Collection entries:
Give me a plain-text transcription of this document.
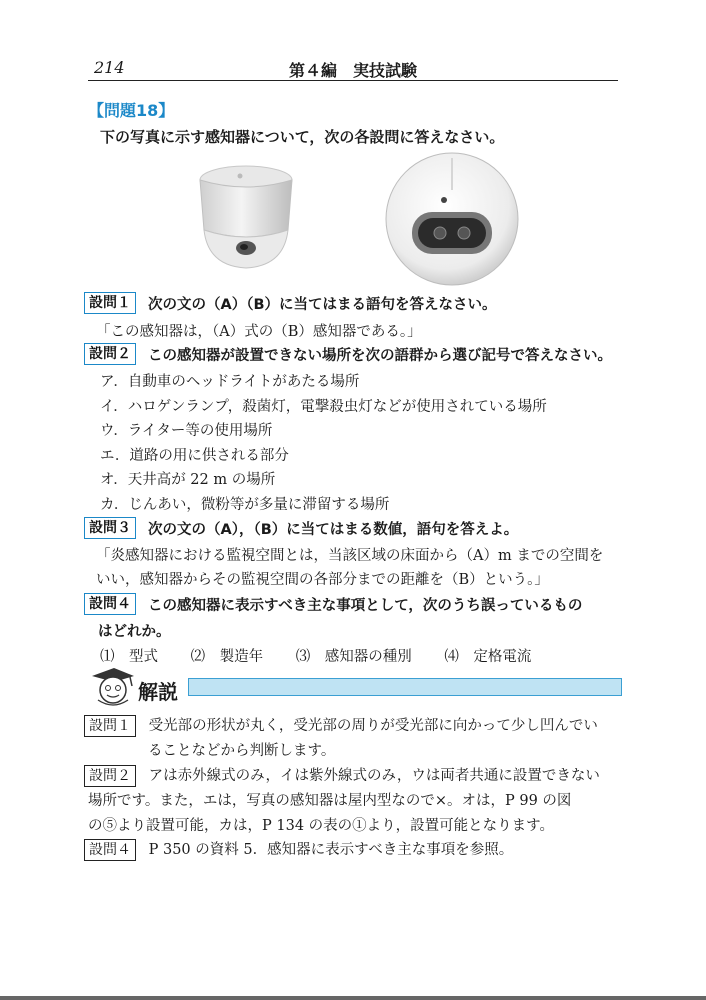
214	第４編　実技試験
【問題18】
下の写真に示す感知器について，次の各設問に答えなさい。
設問１	次の文の（A）（B）に当てはまる語句を答えなさい。
「この感知器は，（A）式の（B）感知器である。」
設問２	この感知器が設置できない場所を次の語群から選び記号で答えなさい。
ア．自動車のヘッドライトがあたる場所
イ．ハロゲンランプ，殺菌灯，電撃殺虫灯などが使用されている場所
ウ．ライター等の使用場所
エ．道路の用に供される部分
オ．天井高が 22 m の場所
カ．じんあい，微粉等が多量に滞留する場所
設問３	次の文の（A），（B）に当てはまる数値，語句を答えよ。
「炎感知器における監視空間とは，当該区域の床面から（A）m までの空間を
いい，感知器からその監視空間の各部分までの距離を（B）という。」
設問４	この感知器に表示すべき主な事項として，次のうち誤っているもの
はどれか。
⑴　型式 ⑵　製造年 ⑶　感知器の種別 ⑷　定格電流
解説
設問１ 受光部の形状が丸く，受光部の周りが受光部に向かって少し凹んでい
ることなどから判断します。
設問２ アは赤外線式のみ，イは紫外線式のみ，ウは両者共通に設置できない
場所です。また，エは，写真の感知器は屋内型なので×。オは，P 99 の図
の⑤より設置可能，カは，P 134 の表の①より，設置可能となります。
設問４ P 350 の資料 5．感知器に表示すべき主な事項を参照。
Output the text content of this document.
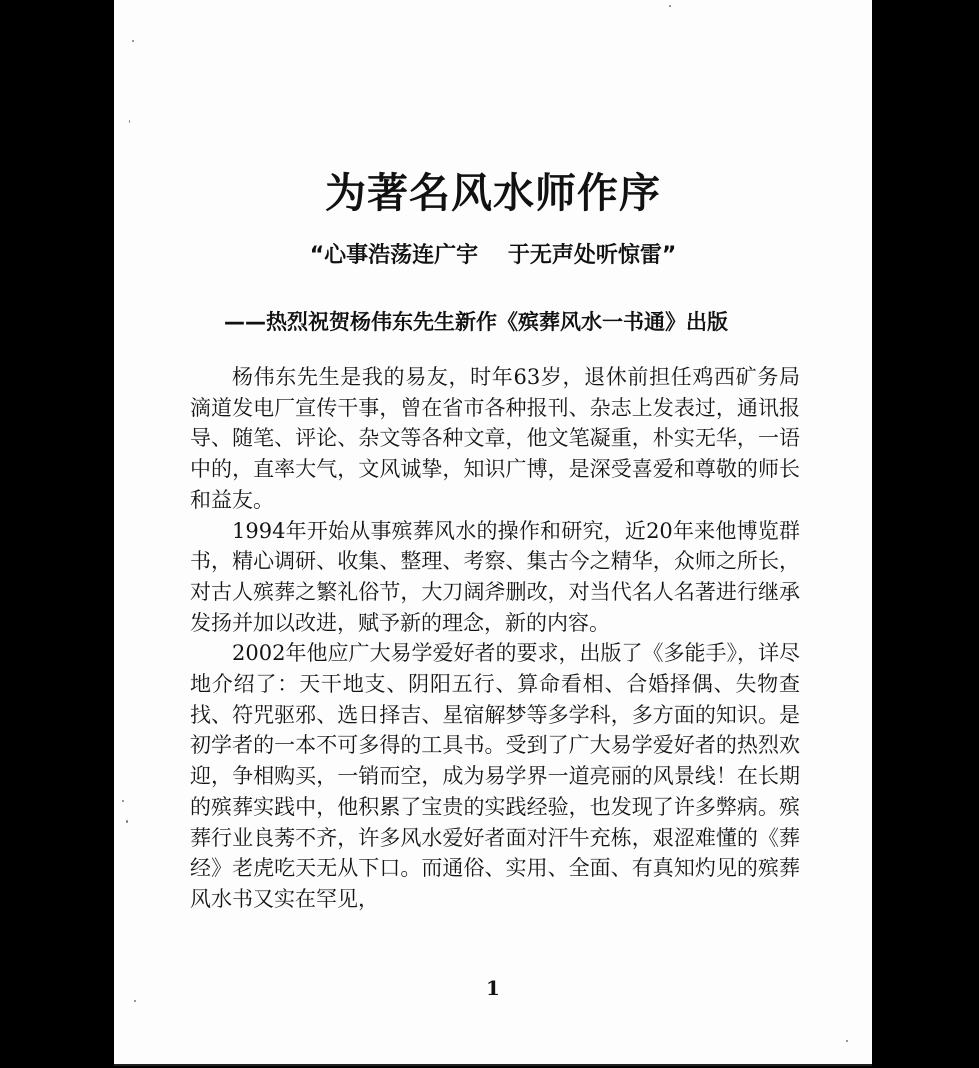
为著名风水师作序
“心事浩荡连广宇　 于无声处听惊雷”
——热烈祝贺杨伟东先生新作《殡葬风水一书通》出版

杨伟东先生是我的易友，时年63岁，退休前担任鸡西矿务局滴道发电厂宣传干事，曾在省市各种报刊、杂志上发表过，通讯报导、随笔、评论、杂文等各种文章，他文笔凝重，朴实无华，一语中的，直率大气，文风诚挚，知识广博，是深受喜爱和尊敬的师长和益友。

1994年开始从事殡葬风水的操作和研究，近20年来他博览群书，精心调研、收集、整理、考察、集古今之精华，众师之所长，对古人殡葬之繁礼俗节，大刀阔斧删改，对当代名人名著进行继承发扬并加以改进，赋予新的理念，新的内容。

2002年他应广大易学爱好者的要求，出版了《多能手》，详尽地介绍了：天干地支、阴阳五行、算命看相、合婚择偶、失物查找、符咒驱邪、选日择吉、星宿解梦等多学科，多方面的知识。是初学者的一本不可多得的工具书。受到了广大易学爱好者的热烈欢迎，争相购买，一销而空，成为易学界一道亮丽的风景线！在长期的殡葬实践中，他积累了宝贵的实践经验，也发现了许多弊病。殡葬行业良莠不齐，许多风水爱好者面对汗牛充栋，艰涩难懂的《葬经》老虎吃天无从下口。而通俗、实用、全面、有真知灼见的殡葬风水书又实在罕见，

1
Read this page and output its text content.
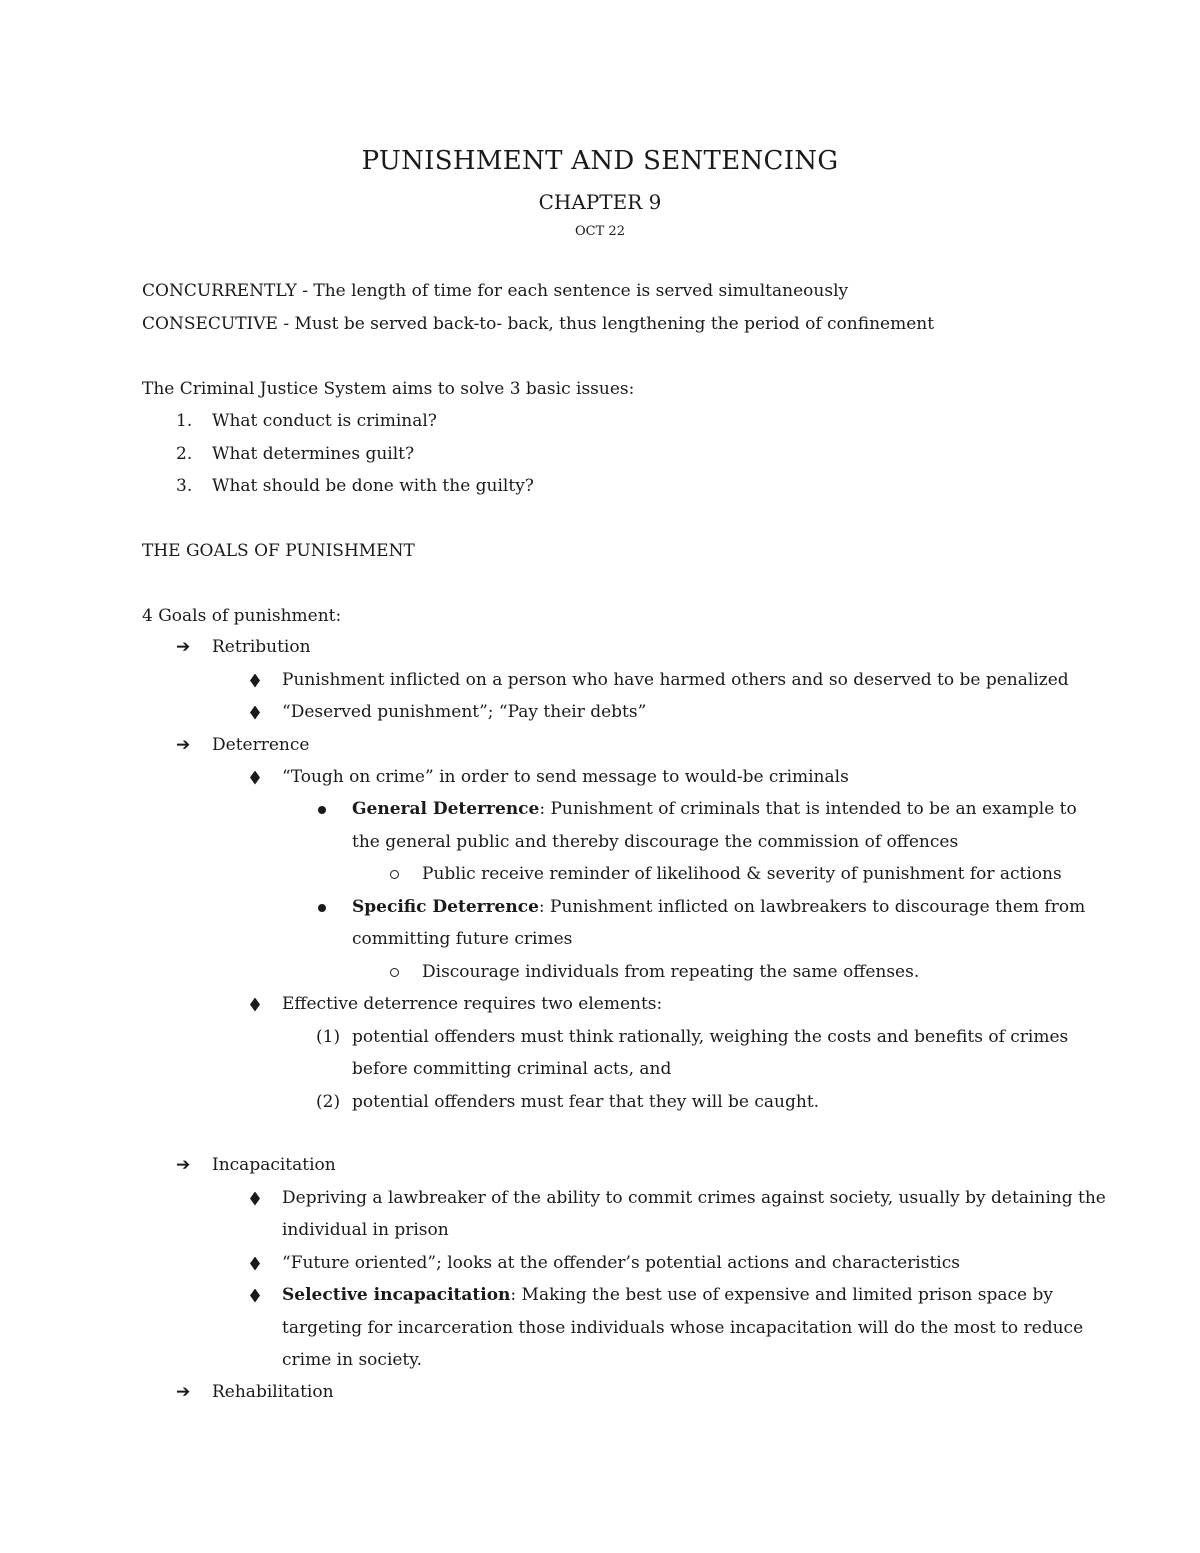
PUNISHMENT AND SENTENCING
CHAPTER 9
OCT 22
CONCURRENTLY - The length of time for each sentence is served simultaneously
CONSECUTIVE - Must be served back-to- back, thus lengthening the period of confinement
The Criminal Justice System aims to solve 3 basic issues:
1. What conduct is criminal?
2. What determines guilt?
3. What should be done with the guilty?
THE GOALS OF PUNISHMENT
4 Goals of punishment:
➔ Retribution
Punishment inflicted on a person who have harmed others and so deserved to be penalized
“Deserved punishment”; “Pay their debts”
➔ Deterrence
“Tough on crime” in order to send message to would-be criminals
General Deterrence: Punishment of criminals that is intended to be an example to
the general public and thereby discourage the commission of offences
Public receive reminder of likelihood & severity of punishment for actions
Specific Deterrence: Punishment inflicted on lawbreakers to discourage them from
committing future crimes
Discourage individuals from repeating the same offenses.
Effective deterrence requires two elements:
(1) potential offenders must think rationally, weighing the costs and benefits of crimes
before committing criminal acts, and
(2) potential offenders must fear that they will be caught.
➔ Incapacitation
Depriving a lawbreaker of the ability to commit crimes against society, usually by detaining the
individual in prison
“Future oriented”; looks at the offender’s potential actions and characteristics
Selective incapacitation: Making the best use of expensive and limited prison space by
targeting for incarceration those individuals whose incapacitation will do the most to reduce
crime in society.
➔ Rehabilitation
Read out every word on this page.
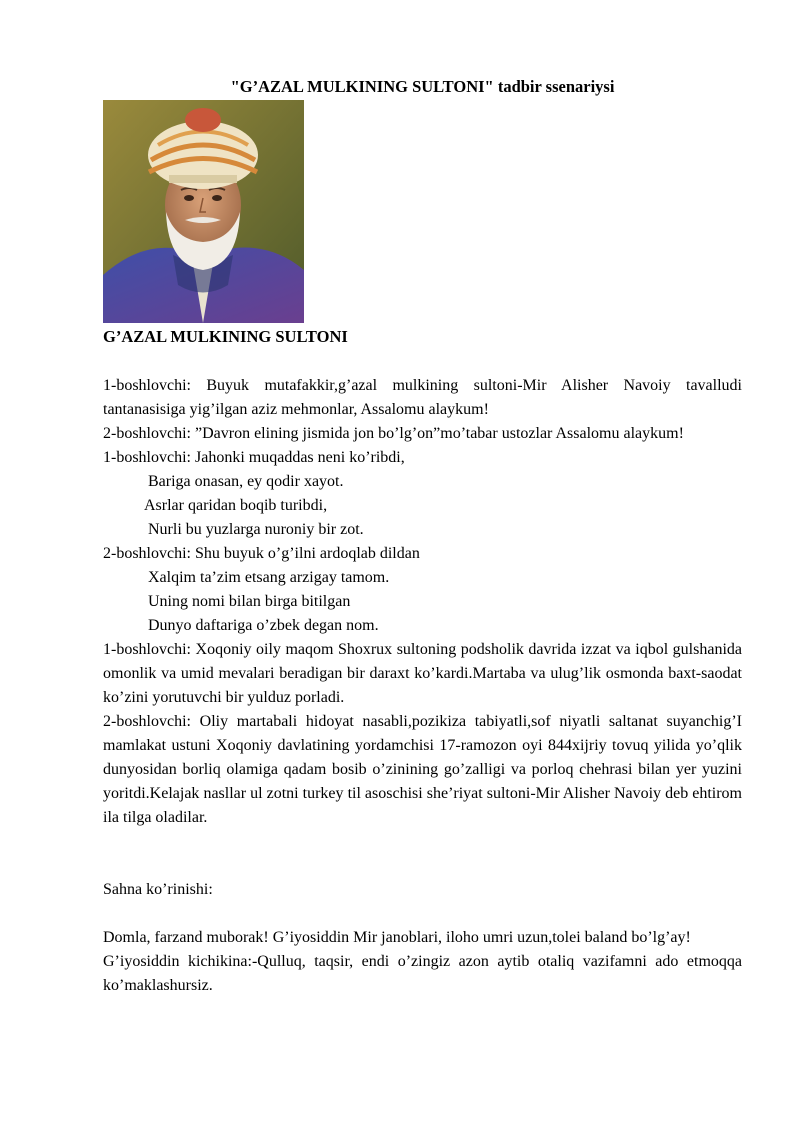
"G’AZAL MULKINING SULTONI" tadbir ssenariysi
G’AZAL MULKINING SULTONI

1-boshlovchi: Buyuk mutafakkir,g’azal mulkining sultoni-Mir Alisher Navoiy tavalludi tantanasisiga yig’ilgan aziz mehmonlar, Assalomu alaykum!

2-boshlovchi: ”Davron elining jismida jon bo’lg’on”mo’tabar ustozlar Assalomu alaykum!

1-boshlovchi: Jahonki muqaddas neni ko’ribdi,

Bariga onasan, ey qodir xayot.

Asrlar qaridan boqib turibdi,

Nurli bu yuzlarga nuroniy bir zot.

2-boshlovchi: Shu buyuk o’g’ilni ardoqlab dildan

Xalqim ta’zim etsang arzigay tamom.

Uning nomi bilan birga bitilgan

Dunyo daftariga o’zbek degan nom.

1-boshlovchi: Xoqoniy oily maqom Shoxrux sultoning podsholik davrida izzat va iqbol gulshanida omonlik va umid mevalari beradigan bir daraxt ko’kardi.Martaba va ulug’lik osmonda baxt-saodat ko’zini yorutuvchi bir yulduz porladi.

2-boshlovchi: Oliy martabali hidoyat nasabli,pozikiza tabiyatli,sof niyatli saltanat suyanchig’I mamlakat ustuni Xoqoniy davlatining yordamchisi 17-ramozon oyi 844xijriy tovuq yilida yo’qlik dunyosidan borliq olamiga qadam bosib o’zinining go’zalligi va porloq chehrasi bilan yer yuzini yoritdi.Kelajak nasllar ul zotni turkey til asoschisi she’riyat sultoni-Mir Alisher Navoiy deb ehtirom ila tilga oladilar.

Sahna ko’rinishi:

Domla, farzand muborak! G’iyosiddin Mir janoblari, iloho umri uzun,tolei baland bo’lg’ay!

G’iyosiddin kichikina:-Qulluq, taqsir, endi o’zingiz azon aytib otaliq vazifamni ado etmoqqa ko’maklashursiz.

Aim of the exercise: Some lines of the data may hold the word "that". Say how many do, with nothing else.

Result for this task: 2